Problem description: Return all lines in the material below that contain "this".

Records for the exercise:
================================
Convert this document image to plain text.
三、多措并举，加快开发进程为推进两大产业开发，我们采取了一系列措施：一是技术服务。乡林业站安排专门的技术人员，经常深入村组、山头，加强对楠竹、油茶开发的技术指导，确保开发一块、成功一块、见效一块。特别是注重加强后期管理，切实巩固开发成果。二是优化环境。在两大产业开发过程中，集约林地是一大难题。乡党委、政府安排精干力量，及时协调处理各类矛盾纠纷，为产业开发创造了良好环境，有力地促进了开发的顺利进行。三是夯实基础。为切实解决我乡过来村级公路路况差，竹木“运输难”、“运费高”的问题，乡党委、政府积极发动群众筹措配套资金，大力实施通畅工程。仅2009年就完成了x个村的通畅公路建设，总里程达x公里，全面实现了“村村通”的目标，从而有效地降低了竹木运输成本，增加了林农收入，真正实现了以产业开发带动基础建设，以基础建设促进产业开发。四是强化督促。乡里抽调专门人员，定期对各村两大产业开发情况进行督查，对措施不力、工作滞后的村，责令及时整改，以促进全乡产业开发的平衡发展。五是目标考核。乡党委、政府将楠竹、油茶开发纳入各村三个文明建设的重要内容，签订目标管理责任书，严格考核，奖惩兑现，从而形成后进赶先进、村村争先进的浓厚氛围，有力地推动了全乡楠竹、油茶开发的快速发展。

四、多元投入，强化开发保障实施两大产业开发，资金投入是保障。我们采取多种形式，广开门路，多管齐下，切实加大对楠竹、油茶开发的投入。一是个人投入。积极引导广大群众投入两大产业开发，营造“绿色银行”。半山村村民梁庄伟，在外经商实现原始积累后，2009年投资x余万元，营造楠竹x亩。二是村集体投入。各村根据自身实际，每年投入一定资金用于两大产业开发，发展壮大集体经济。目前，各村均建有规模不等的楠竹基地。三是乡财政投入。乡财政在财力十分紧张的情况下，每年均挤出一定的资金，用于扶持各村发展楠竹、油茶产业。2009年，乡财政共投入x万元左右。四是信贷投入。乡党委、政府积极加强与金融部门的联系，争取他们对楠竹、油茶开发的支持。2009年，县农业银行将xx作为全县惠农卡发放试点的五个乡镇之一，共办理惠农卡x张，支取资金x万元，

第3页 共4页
================================
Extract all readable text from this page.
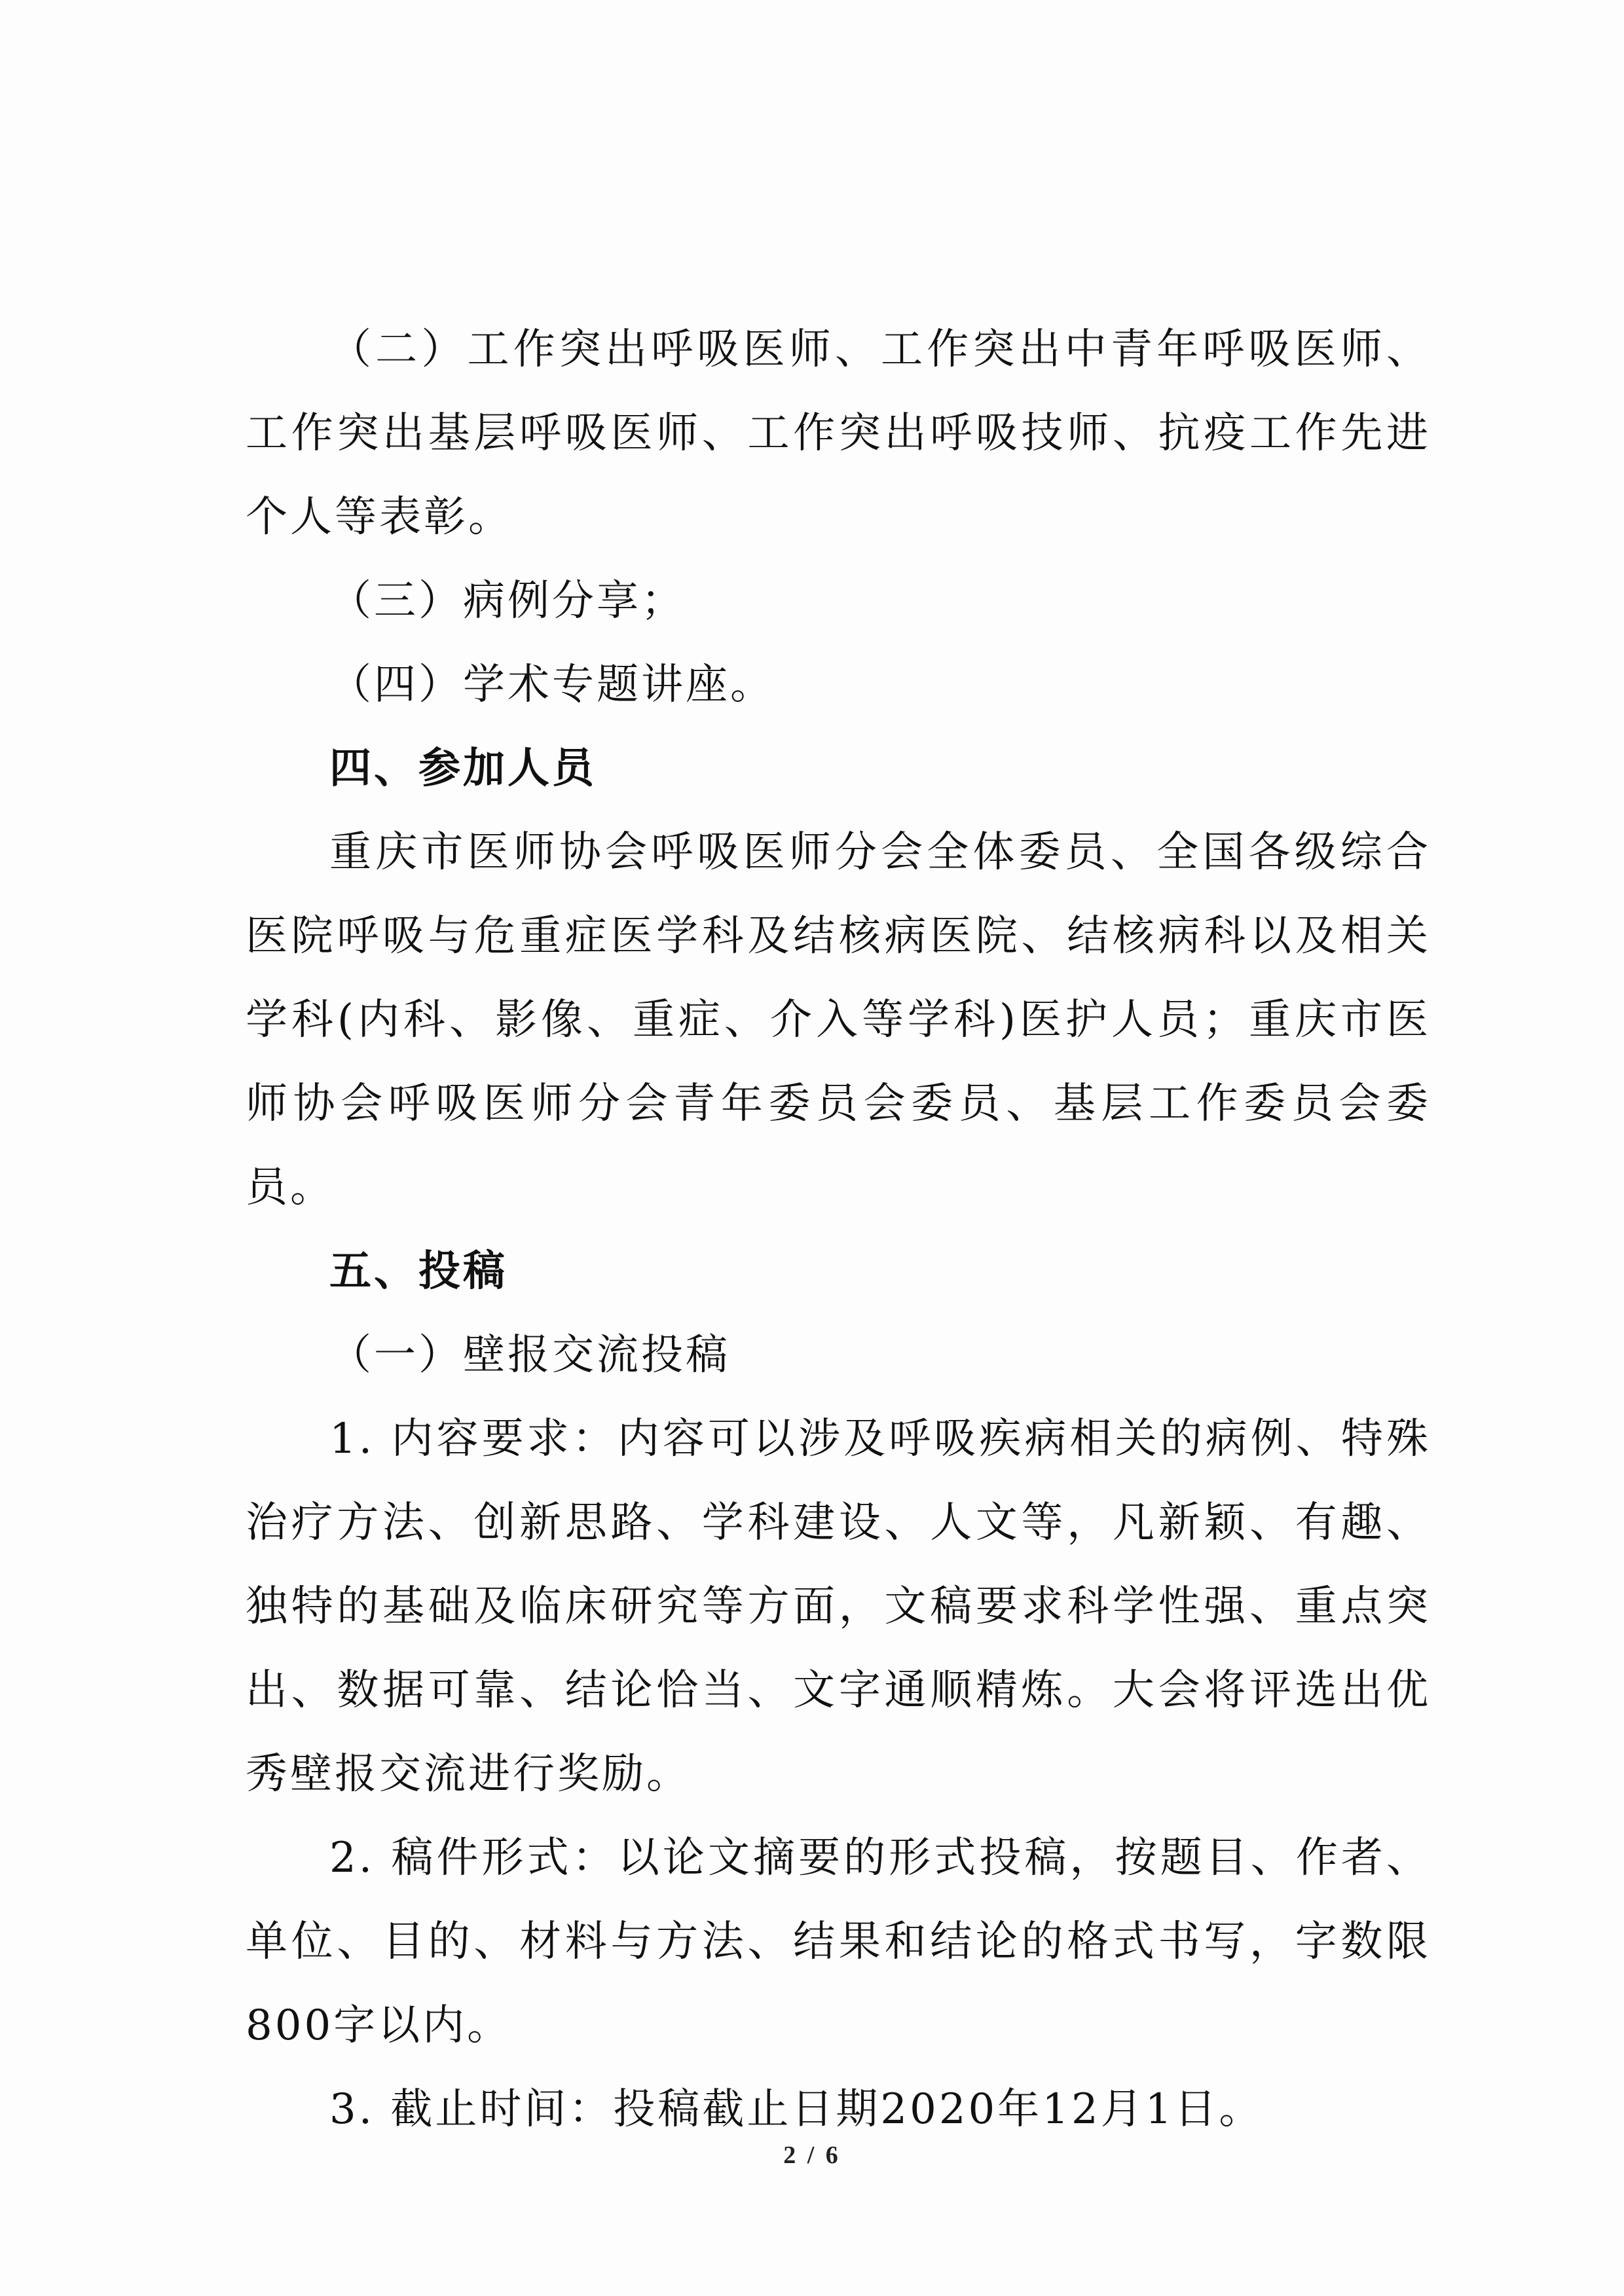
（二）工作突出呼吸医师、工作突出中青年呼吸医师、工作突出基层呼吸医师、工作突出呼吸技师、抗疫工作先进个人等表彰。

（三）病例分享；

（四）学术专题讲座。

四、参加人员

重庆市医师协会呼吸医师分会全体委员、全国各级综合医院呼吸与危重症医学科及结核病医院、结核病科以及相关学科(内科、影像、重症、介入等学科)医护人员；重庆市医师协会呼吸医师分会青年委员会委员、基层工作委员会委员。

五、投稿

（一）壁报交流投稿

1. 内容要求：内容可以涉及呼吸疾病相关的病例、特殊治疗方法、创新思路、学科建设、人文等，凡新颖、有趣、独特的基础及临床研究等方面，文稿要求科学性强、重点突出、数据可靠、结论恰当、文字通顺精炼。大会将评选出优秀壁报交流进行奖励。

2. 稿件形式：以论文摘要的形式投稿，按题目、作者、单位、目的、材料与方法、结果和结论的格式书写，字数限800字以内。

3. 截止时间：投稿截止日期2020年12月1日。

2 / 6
================================
Result of the task:
Convert this document image to plain text.
Extract all readable text from this page.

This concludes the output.